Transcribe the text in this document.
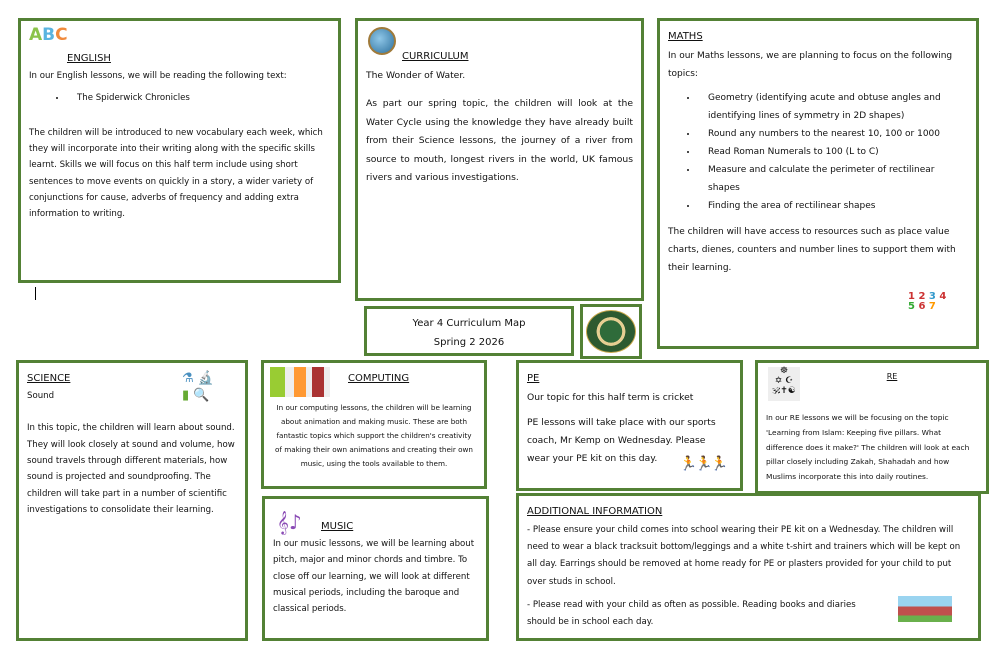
ABC
ENGLISH

In our English lessons, we will be reading the following text:

• The Spiderwick Chronicles

The children will be introduced to new vocabulary each week, which they will incorporate into their writing along with the specific skills learnt. Skills we will focus on this half term include using short sentences to move events on quickly in a story, a wider variety of conjunctions for cause, adverbs of frequency and adding extra information to writing.

CURRICULUM

The Wonder of Water.

As part our spring topic, the children will look at the Water Cycle using the knowledge they have already built from their Science lessons, the journey of a river from source to mouth, longest rivers in the world, UK famous rivers and various investigations.

MATHS

In our Maths lessons, we are planning to focus on the following topics:

• Geometry (identifying acute and obtuse angles and identifying lines of symmetry in 2D shapes)
• Round any numbers to the nearest 10, 100 or 1000
• Read Roman Numerals to 100 (L to C)
• Measure and calculate the perimeter of rectilinear shapes
• Finding the area of rectilinear shapes

The children will have access to resources such as place value charts, dienes, counters and number lines to support them with their learning.

1 2 3 4
5 6 7
Year 4 Curriculum Map
Spring 2 2026
⚗ 🔬
▮ 🔍
SCIENCE

Sound

In this topic, the children will learn about sound. They will look closely at sound and volume, how sound travels through different materials, how sound is projected and soundproofing. The children will take part in a number of scientific investigations to consolidate their learning.

COMPUTING

In our computing lessons, the children will be learning about animation and making music. These are both fantastic topics which support the children's creativity of making their own animations and creating their own music, using the tools available to them.

PE

Our topic for this half term is cricket

PE lessons will take place with our sports coach, Mr Kemp on Wednesday. Please wear your PE kit on this day.	🏃🏃🏃
☸
✡ ☪
🕉✝☯
RE

In our RE lessons we will be focusing on the topic 'Learning from Islam: Keeping five pillars. What difference does it make?' The children will look at each pillar closely including Zakah, Shahadah and how Muslims incorporate this into daily routines.

𝄞♪	MUSIC

In our music lessons, we will be learning about pitch, major and minor chords and timbre. To close off our learning, we will look at different musical periods, including the baroque and classical periods.

ADDITIONAL INFORMATION

- Please ensure your child comes into school wearing their PE kit on a Wednesday. The children will need to wear a black tracksuit bottom/leggings and a white t-shirt and trainers which will be kept on all day. Earrings should be removed at home ready for PE or plasters provided for your child to put over studs in school.

- Please read with your child as often as possible. Reading books and diaries should be in school each day.
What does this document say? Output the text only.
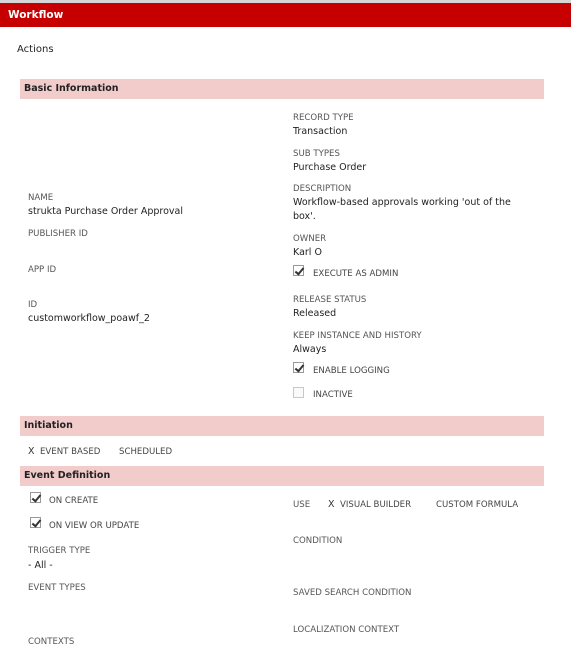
Workflow
Actions
Basic Information
NAME
strukta Purchase Order Approval
PUBLISHER ID
APP ID
ID
customworkflow_poawf_2
RECORD TYPE
Transaction
SUB TYPES
Purchase Order
DESCRIPTION
Workflow-based approvals working 'out of the box'.
OWNER
Karl O
EXECUTE AS ADMIN
RELEASE STATUS
Released
KEEP INSTANCE AND HISTORY
Always
ENABLE LOGGING
INACTIVE
Initiation
X EVENT BASED SCHEDULED
Event Definition
ON CREATE
ON VIEW OR UPDATE
TRIGGER TYPE
- All -
EVENT TYPES
CONTEXTS
USE X VISUAL BUILDER	CUSTOM FORMULA
CONDITION
SAVED SEARCH CONDITION
LOCALIZATION CONTEXT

========

The lines to copy run from the line containing "What does this" through the end of the data above; copy exactly those, minus the pictures.

What does this document say? Output the text only.
Workflow
Actions
Basic Information
NAME
strukta Purchase Order Approval
PUBLISHER ID
APP ID
ID
customworkflow_poawf_2
RECORD TYPE
Transaction
SUB TYPES
Purchase Order
DESCRIPTION
Workflow-based approvals working 'out of the box'.
OWNER
Karl O
EXECUTE AS ADMIN
RELEASE STATUS
Released
KEEP INSTANCE AND HISTORY
Always
ENABLE LOGGING
INACTIVE
Initiation
X EVENT BASED SCHEDULED
Event Definition
ON CREATE
ON VIEW OR UPDATE
TRIGGER TYPE
- All -
EVENT TYPES
CONTEXTS
USE X VISUAL BUILDER	CUSTOM FORMULA
CONDITION
SAVED SEARCH CONDITION
LOCALIZATION CONTEXT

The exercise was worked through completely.